--- start DATA FOR THE TASK ---

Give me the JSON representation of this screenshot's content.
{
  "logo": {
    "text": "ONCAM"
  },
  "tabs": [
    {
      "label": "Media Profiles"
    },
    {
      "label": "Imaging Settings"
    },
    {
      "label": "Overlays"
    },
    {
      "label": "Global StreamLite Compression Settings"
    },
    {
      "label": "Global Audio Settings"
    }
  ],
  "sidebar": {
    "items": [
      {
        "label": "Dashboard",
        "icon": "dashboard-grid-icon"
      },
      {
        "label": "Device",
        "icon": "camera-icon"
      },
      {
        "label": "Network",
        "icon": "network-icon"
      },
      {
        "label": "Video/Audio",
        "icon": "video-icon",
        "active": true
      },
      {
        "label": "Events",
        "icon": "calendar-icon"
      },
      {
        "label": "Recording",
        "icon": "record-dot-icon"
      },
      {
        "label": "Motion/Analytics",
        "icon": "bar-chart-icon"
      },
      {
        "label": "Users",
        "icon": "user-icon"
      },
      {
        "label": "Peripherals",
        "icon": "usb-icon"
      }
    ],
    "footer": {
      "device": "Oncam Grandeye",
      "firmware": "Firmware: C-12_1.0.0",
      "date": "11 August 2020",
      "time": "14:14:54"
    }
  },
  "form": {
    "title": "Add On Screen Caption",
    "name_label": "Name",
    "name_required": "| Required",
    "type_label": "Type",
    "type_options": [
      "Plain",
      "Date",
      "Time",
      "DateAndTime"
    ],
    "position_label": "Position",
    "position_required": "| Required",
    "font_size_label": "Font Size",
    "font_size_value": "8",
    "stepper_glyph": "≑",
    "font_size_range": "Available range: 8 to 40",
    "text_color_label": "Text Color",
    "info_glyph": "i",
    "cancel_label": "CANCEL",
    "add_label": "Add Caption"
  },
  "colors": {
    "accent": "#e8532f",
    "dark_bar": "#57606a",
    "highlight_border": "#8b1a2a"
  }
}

--- end DATA FOR THE TASK ---

TASK: Please give back all of the records exactly as written.

RESPONSE TO THIS EXERCISE:
Give me the JSON representation of this screenshot's content.
{
  "logo": {
    "text": "ONCAM"
  },
  "tabs": [
    {
      "label": "Media Profiles"
    },
    {
      "label": "Imaging Settings"
    },
    {
      "label": "Overlays"
    },
    {
      "label": "Global StreamLite Compression Settings"
    },
    {
      "label": "Global Audio Settings"
    }
  ],
  "sidebar": {
    "items": [
      {
        "label": "Dashboard",
        "icon": "dashboard-grid-icon"
      },
      {
        "label": "Device",
        "icon": "camera-icon"
      },
      {
        "label": "Network",
        "icon": "network-icon"
      },
      {
        "label": "Video/Audio",
        "icon": "video-icon",
        "active": true
      },
      {
        "label": "Events",
        "icon": "calendar-icon"
      },
      {
        "label": "Recording",
        "icon": "record-dot-icon"
      },
      {
        "label": "Motion/Analytics",
        "icon": "bar-chart-icon"
      },
      {
        "label": "Users",
        "icon": "user-icon"
      },
      {
        "label": "Peripherals",
        "icon": "usb-icon"
      }
    ],
    "footer": {
      "device": "Oncam Grandeye",
      "firmware": "Firmware: C-12_1.0.0",
      "date": "11 August 2020",
      "time": "14:14:54"
    }
  },
  "form": {
    "title": "Add On Screen Caption",
    "name_label": "Name",
    "name_required": "| Required",
    "type_label": "Type",
    "type_options": [
      "Plain",
      "Date",
      "Time",
      "DateAndTime"
    ],
    "position_label": "Position",
    "position_required": "| Required",
    "font_size_label": "Font Size",
    "font_size_value": "8",
    "stepper_glyph": "≑",
    "font_size_range": "Available range: 8 to 40",
    "text_color_label": "Text Color",
    "info_glyph": "i",
    "cancel_label": "CANCEL",
    "add_label": "Add Caption"
  },
  "colors": {
    "accent": "#e8532f",
    "dark_bar": "#57606a",
    "highlight_border": "#8b1a2a"
  }
}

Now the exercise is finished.